Reproduce the listing below without changes, except that pictures are left out.

>>>

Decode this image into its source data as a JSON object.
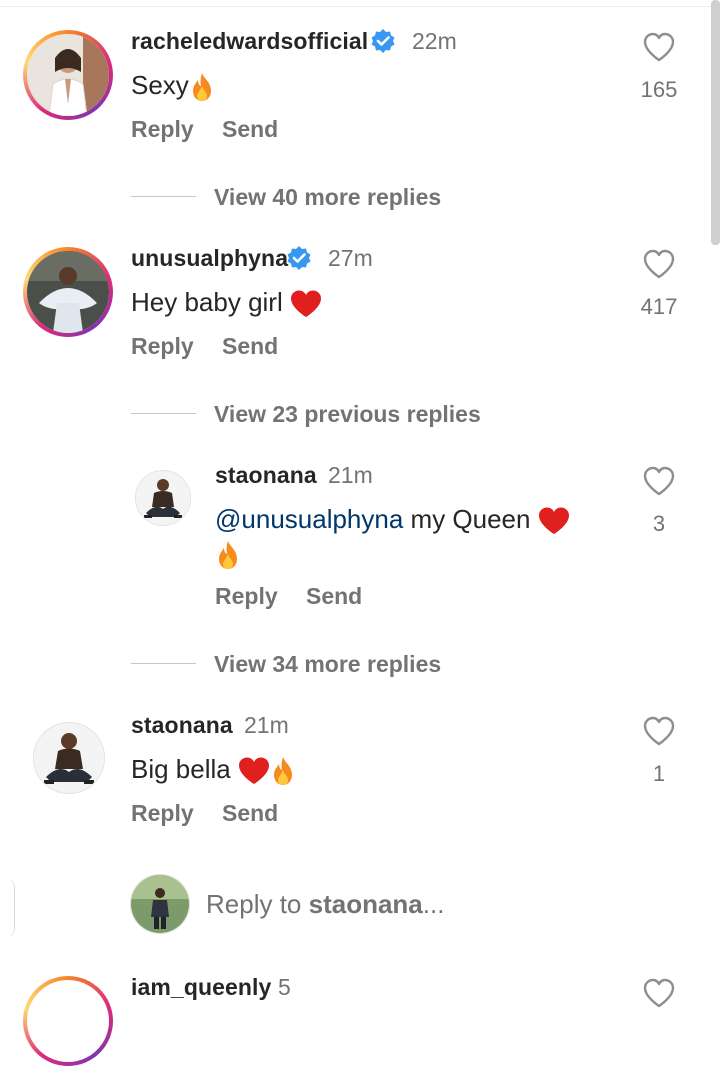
{
  "comments": [
    {
      "username": "racheledwardsofficial",
      "verified": true,
      "time": "22m",
      "text": "Sexy",
      "emojis": [
        "fire"
      ],
      "likes": "165"
    },
    {
      "username": "unusualphyna",
      "verified": true,
      "time": "27m",
      "text": "Hey baby girl",
      "emojis": [
        "heart"
      ],
      "likes": "417"
    },
    {
      "username": "staonana",
      "verified": false,
      "time": "21m",
      "mention": "@unusualphyna",
      "text": " my Queen",
      "emojis": [
        "heart",
        "fire"
      ],
      "likes": "3"
    },
    {
      "username": "staonana",
      "verified": false,
      "time": "21m",
      "text": "Big bella",
      "emojis": [
        "heart",
        "fire"
      ],
      "likes": "1"
    }
  ],
  "view_replies": [
    "View 40 more replies",
    "View 23 previous replies",
    "View 34 more replies"
  ],
  "actions": {
    "reply": "Reply",
    "send": "Send"
  },
  "reply_bar": {
    "prefix": "Reply to ",
    "username": "staonana",
    "suffix": "..."
  },
  "partial_next": {
    "username": "iam_queenly",
    "time": "5"
  },
  "colors": {
    "ring": "#dd2a7b",
    "verified": "#3897f0",
    "heart_emoji": "#e0201f",
    "mention": "#00376b"
  }
}
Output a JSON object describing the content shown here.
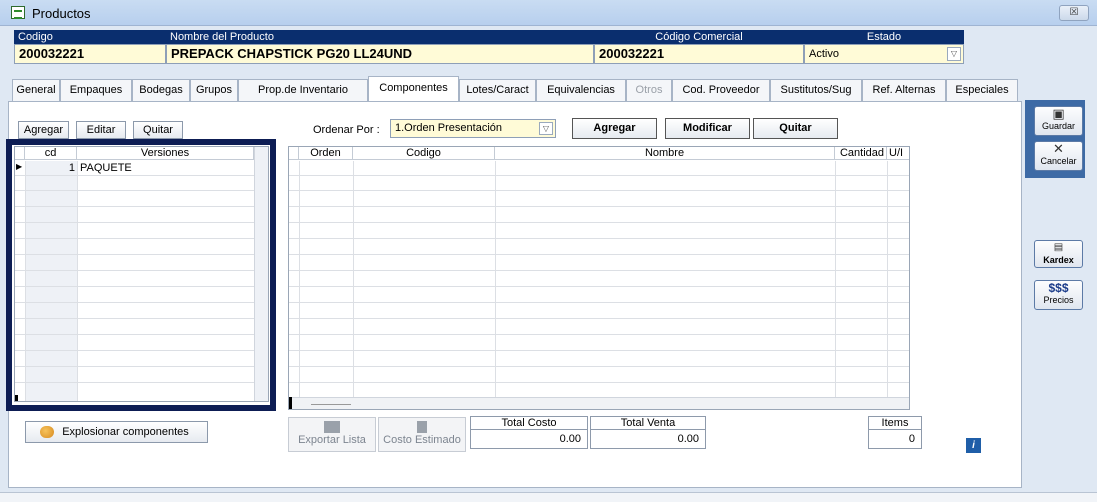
{
  "window": {
    "title": "Productos",
    "close_label": "☒"
  },
  "header": {
    "codigo": {
      "label": "Codigo",
      "value": "200032221"
    },
    "nombre": {
      "label": "Nombre del Producto",
      "value": "PREPACK CHAPSTICK PG20 LL24UND"
    },
    "codigo_comercial": {
      "label": "Código Comercial",
      "value": "200032221"
    },
    "estado": {
      "label": "Estado",
      "value": "Activo"
    }
  },
  "tabs": [
    {
      "label": "General"
    },
    {
      "label": "Empaques"
    },
    {
      "label": "Bodegas"
    },
    {
      "label": "Grupos"
    },
    {
      "label": "Prop.de Inventario"
    },
    {
      "label": "Componentes",
      "active": true
    },
    {
      "label": "Lotes/Caract"
    },
    {
      "label": "Equivalencias"
    },
    {
      "label": "Otros",
      "disabled": true
    },
    {
      "label": "Cod. Proveedor"
    },
    {
      "label": "Sustitutos/Sug"
    },
    {
      "label": "Ref. Alternas"
    },
    {
      "label": "Especiales"
    }
  ],
  "versions": {
    "buttons": {
      "agregar": "Agregar",
      "editar": "Editar",
      "quitar": "Quitar"
    },
    "columns": {
      "cd": "cd",
      "versiones": "Versiones"
    },
    "rows": [
      {
        "cd": "1",
        "version": "PAQUETE"
      }
    ]
  },
  "components": {
    "ordenar_label": "Ordenar Por :",
    "ordenar_value": "1.Orden Presentación",
    "buttons": {
      "agregar": "Agregar",
      "modificar": "Modificar",
      "quitar": "Quitar"
    },
    "columns": {
      "orden": "Orden",
      "codigo": "Codigo",
      "nombre": "Nombre",
      "cantidad": "Cantidad",
      "um": "U/I"
    }
  },
  "footer": {
    "explosionar": "Explosionar componentes",
    "exportar": "Exportar Lista",
    "costo_estimado": "Costo Estimado",
    "total_costo_label": "Total Costo",
    "total_costo_value": "0.00",
    "total_venta_label": "Total Venta",
    "total_venta_value": "0.00",
    "items_label": "Items",
    "items_value": "0",
    "info_label": "i"
  },
  "toolbar": {
    "guardar": "Guardar",
    "cancelar": "Cancelar",
    "kardex": "Kardex",
    "precios_symbol": "$$$",
    "precios": "Precios"
  }
}
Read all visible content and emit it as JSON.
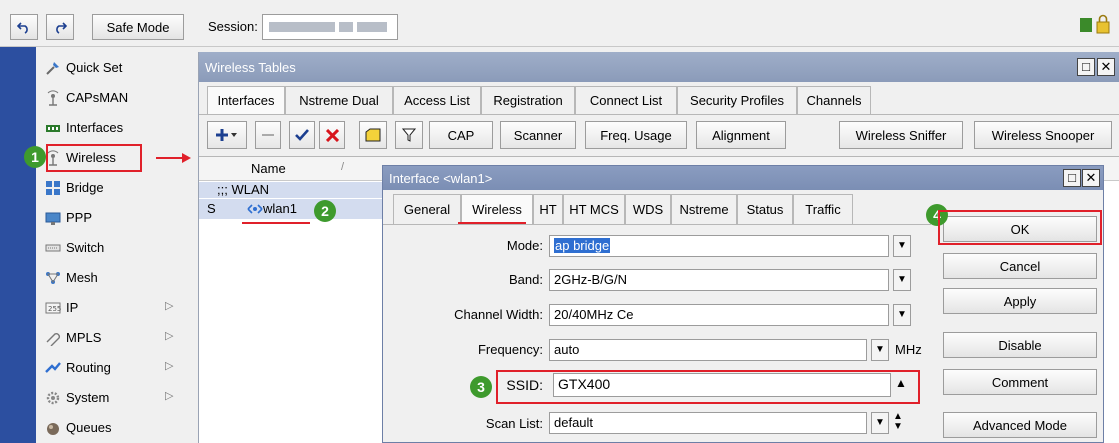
{
  "toolbar": {
    "safe_mode": "Safe Mode",
    "session_label": "Session:"
  },
  "sidebar": {
    "items": [
      {
        "label": "Quick Set",
        "icon": "quick-set-icon",
        "submenu": false
      },
      {
        "label": "CAPsMAN",
        "icon": "capsman-icon",
        "submenu": false
      },
      {
        "label": "Interfaces",
        "icon": "interfaces-icon",
        "submenu": false
      },
      {
        "label": "Wireless",
        "icon": "wireless-icon",
        "submenu": false
      },
      {
        "label": "Bridge",
        "icon": "bridge-icon",
        "submenu": false
      },
      {
        "label": "PPP",
        "icon": "ppp-icon",
        "submenu": false
      },
      {
        "label": "Switch",
        "icon": "switch-icon",
        "submenu": false
      },
      {
        "label": "Mesh",
        "icon": "mesh-icon",
        "submenu": false
      },
      {
        "label": "IP",
        "icon": "ip-icon",
        "submenu": true
      },
      {
        "label": "MPLS",
        "icon": "mpls-icon",
        "submenu": true
      },
      {
        "label": "Routing",
        "icon": "routing-icon",
        "submenu": true
      },
      {
        "label": "System",
        "icon": "system-icon",
        "submenu": true
      },
      {
        "label": "Queues",
        "icon": "queues-icon",
        "submenu": false
      }
    ]
  },
  "wireless_tables": {
    "title": "Wireless Tables",
    "tabs": [
      "Interfaces",
      "Nstreme Dual",
      "Access List",
      "Registration",
      "Connect List",
      "Security Profiles",
      "Channels"
    ],
    "active_tab": "Interfaces",
    "buttons": [
      "CAP",
      "Scanner",
      "Freq. Usage",
      "Alignment",
      "Wireless Sniffer",
      "Wireless Snooper"
    ],
    "list": {
      "column_name": "Name",
      "group": ";;; WLAN",
      "rows": [
        {
          "flag": "S",
          "name": "wlan1"
        }
      ]
    }
  },
  "dialog": {
    "title": "Interface <wlan1>",
    "tabs": [
      "General",
      "Wireless",
      "HT",
      "HT MCS",
      "WDS",
      "Nstreme",
      "Status",
      "Traffic"
    ],
    "active_tab": "Wireless",
    "fields": {
      "mode": {
        "label": "Mode:",
        "value": "ap bridge"
      },
      "band": {
        "label": "Band:",
        "value": "2GHz-B/G/N"
      },
      "channel_width": {
        "label": "Channel Width:",
        "value": "20/40MHz Ce"
      },
      "frequency": {
        "label": "Frequency:",
        "value": "auto",
        "unit": "MHz"
      },
      "ssid": {
        "label": "SSID:",
        "value": "GTX400"
      },
      "scan_list": {
        "label": "Scan List:",
        "value": "default"
      }
    },
    "buttons": [
      "OK",
      "Cancel",
      "Apply",
      "Disable",
      "Comment",
      "Advanced Mode"
    ]
  },
  "annotations": {
    "step1": "1",
    "step2": "2",
    "step3": "3",
    "step4": "4",
    "color": "#e0202a",
    "badge_color": "#3e9a2d"
  },
  "colors": {
    "sidebar_strip": "#2c4fa0",
    "window_title": "#9faec9",
    "selection": "#2f6fd1"
  }
}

<<<

OUTPUT OF THE TASK
Decode this image into its source data as a JSON object.
{
  "comments": [
    {
      "username": "racheledwardsofficial",
      "verified": true,
      "time": "22m",
      "text": "Sexy",
      "emojis": [
        "fire"
      ],
      "likes": "165"
    },
    {
      "username": "unusualphyna",
      "verified": true,
      "time": "27m",
      "text": "Hey baby girl",
      "emojis": [
        "heart"
      ],
      "likes": "417"
    },
    {
      "username": "staonana",
      "verified": false,
      "time": "21m",
      "mention": "@unusualphyna",
      "text": " my Queen",
      "emojis": [
        "heart",
        "fire"
      ],
      "likes": "3"
    },
    {
      "username": "staonana",
      "verified": false,
      "time": "21m",
      "text": "Big bella",
      "emojis": [
        "heart",
        "fire"
      ],
      "likes": "1"
    }
  ],
  "view_replies": [
    "View 40 more replies",
    "View 23 previous replies",
    "View 34 more replies"
  ],
  "actions": {
    "reply": "Reply",
    "send": "Send"
  },
  "reply_bar": {
    "prefix": "Reply to ",
    "username": "staonana",
    "suffix": "..."
  },
  "partial_next": {
    "username": "iam_queenly",
    "time": "5"
  },
  "colors": {
    "ring": "#dd2a7b",
    "verified": "#3897f0",
    "heart_emoji": "#e0201f",
    "mention": "#00376b"
  }
}
Output a JSON object describing the content shown here.
{
  "window": {
    "title": "Productos",
    "close_label": "☒"
  },
  "header": {
    "codigo": {
      "label": "Codigo",
      "value": "200032221"
    },
    "nombre": {
      "label": "Nombre del Producto",
      "value": "PREPACK CHAPSTICK PG20 LL24UND"
    },
    "codigo_comercial": {
      "label": "Código Comercial",
      "value": "200032221"
    },
    "estado": {
      "label": "Estado",
      "value": "Activo"
    }
  },
  "tabs": [
    {
      "label": "General"
    },
    {
      "label": "Empaques"
    },
    {
      "label": "Bodegas"
    },
    {
      "label": "Grupos"
    },
    {
      "label": "Prop.de Inventario"
    },
    {
      "label": "Componentes",
      "active": true
    },
    {
      "label": "Lotes/Caract"
    },
    {
      "label": "Equivalencias"
    },
    {
      "label": "Otros",
      "disabled": true
    },
    {
      "label": "Cod. Proveedor"
    },
    {
      "label": "Sustitutos/Sug"
    },
    {
      "label": "Ref. Alternas"
    },
    {
      "label": "Especiales"
    }
  ],
  "versions": {
    "buttons": {
      "agregar": "Agregar",
      "editar": "Editar",
      "quitar": "Quitar"
    },
    "columns": {
      "cd": "cd",
      "versiones": "Versiones"
    },
    "rows": [
      {
        "cd": "1",
        "version": "PAQUETE"
      }
    ]
  },
  "components": {
    "ordenar_label": "Ordenar Por :",
    "ordenar_value": "1.Orden Presentación",
    "buttons": {
      "agregar": "Agregar",
      "modificar": "Modificar",
      "quitar": "Quitar"
    },
    "columns": {
      "orden": "Orden",
      "codigo": "Codigo",
      "nombre": "Nombre",
      "cantidad": "Cantidad",
      "um": "U/I"
    }
  },
  "footer": {
    "explosionar": "Explosionar componentes",
    "exportar": "Exportar Lista",
    "costo_estimado": "Costo Estimado",
    "total_costo_label": "Total Costo",
    "total_costo_value": "0.00",
    "total_venta_label": "Total Venta",
    "total_venta_value": "0.00",
    "items_label": "Items",
    "items_value": "0",
    "info_label": "i"
  },
  "toolbar": {
    "guardar": "Guardar",
    "cancelar": "Cancelar",
    "kardex": "Kardex",
    "precios_symbol": "$$$",
    "precios": "Precios"
  }
}
Read all visible content and emit it as JSON.
{
  "toolbar": {
    "safe_mode": "Safe Mode",
    "session_label": "Session:"
  },
  "sidebar": {
    "items": [
      {
        "label": "Quick Set",
        "icon": "quick-set-icon",
        "submenu": false
      },
      {
        "label": "CAPsMAN",
        "icon": "capsman-icon",
        "submenu": false
      },
      {
        "label": "Interfaces",
        "icon": "interfaces-icon",
        "submenu": false
      },
      {
        "label": "Wireless",
        "icon": "wireless-icon",
        "submenu": false
      },
      {
        "label": "Bridge",
        "icon": "bridge-icon",
        "submenu": false
      },
      {
        "label": "PPP",
        "icon": "ppp-icon",
        "submenu": false
      },
      {
        "label": "Switch",
        "icon": "switch-icon",
        "submenu": false
      },
      {
        "label": "Mesh",
        "icon": "mesh-icon",
        "submenu": false
      },
      {
        "label": "IP",
        "icon": "ip-icon",
        "submenu": true
      },
      {
        "label": "MPLS",
        "icon": "mpls-icon",
        "submenu": true
      },
      {
        "label": "Routing",
        "icon": "routing-icon",
        "submenu": true
      },
      {
        "label": "System",
        "icon": "system-icon",
        "submenu": true
      },
      {
        "label": "Queues",
        "icon": "queues-icon",
        "submenu": false
      }
    ]
  },
  "wireless_tables": {
    "title": "Wireless Tables",
    "tabs": [
      "Interfaces",
      "Nstreme Dual",
      "Access List",
      "Registration",
      "Connect List",
      "Security Profiles",
      "Channels"
    ],
    "active_tab": "Interfaces",
    "buttons": [
      "CAP",
      "Scanner",
      "Freq. Usage",
      "Alignment",
      "Wireless Sniffer",
      "Wireless Snooper"
    ],
    "list": {
      "column_name": "Name",
      "group": ";;; WLAN",
      "rows": [
        {
          "flag": "S",
          "name": "wlan1"
        }
      ]
    }
  },
  "dialog": {
    "title": "Interface <wlan1>",
    "tabs": [
      "General",
      "Wireless",
      "HT",
      "HT MCS",
      "WDS",
      "Nstreme",
      "Status",
      "Traffic"
    ],
    "active_tab": "Wireless",
    "fields": {
      "mode": {
        "label": "Mode:",
        "value": "ap bridge"
      },
      "band": {
        "label": "Band:",
        "value": "2GHz-B/G/N"
      },
      "channel_width": {
        "label": "Channel Width:",
        "value": "20/40MHz Ce"
      },
      "frequency": {
        "label": "Frequency:",
        "value": "auto",
        "unit": "MHz"
      },
      "ssid": {
        "label": "SSID:",
        "value": "GTX400"
      },
      "scan_list": {
        "label": "Scan List:",
        "value": "default"
      }
    },
    "buttons": [
      "OK",
      "Cancel",
      "Apply",
      "Disable",
      "Comment",
      "Advanced Mode"
    ]
  },
  "annotations": {
    "step1": "1",
    "step2": "2",
    "step3": "3",
    "step4": "4",
    "color": "#e0202a",
    "badge_color": "#3e9a2d"
  },
  "colors": {
    "sidebar_strip": "#2c4fa0",
    "window_title": "#9faec9",
    "selection": "#2f6fd1"
  }
}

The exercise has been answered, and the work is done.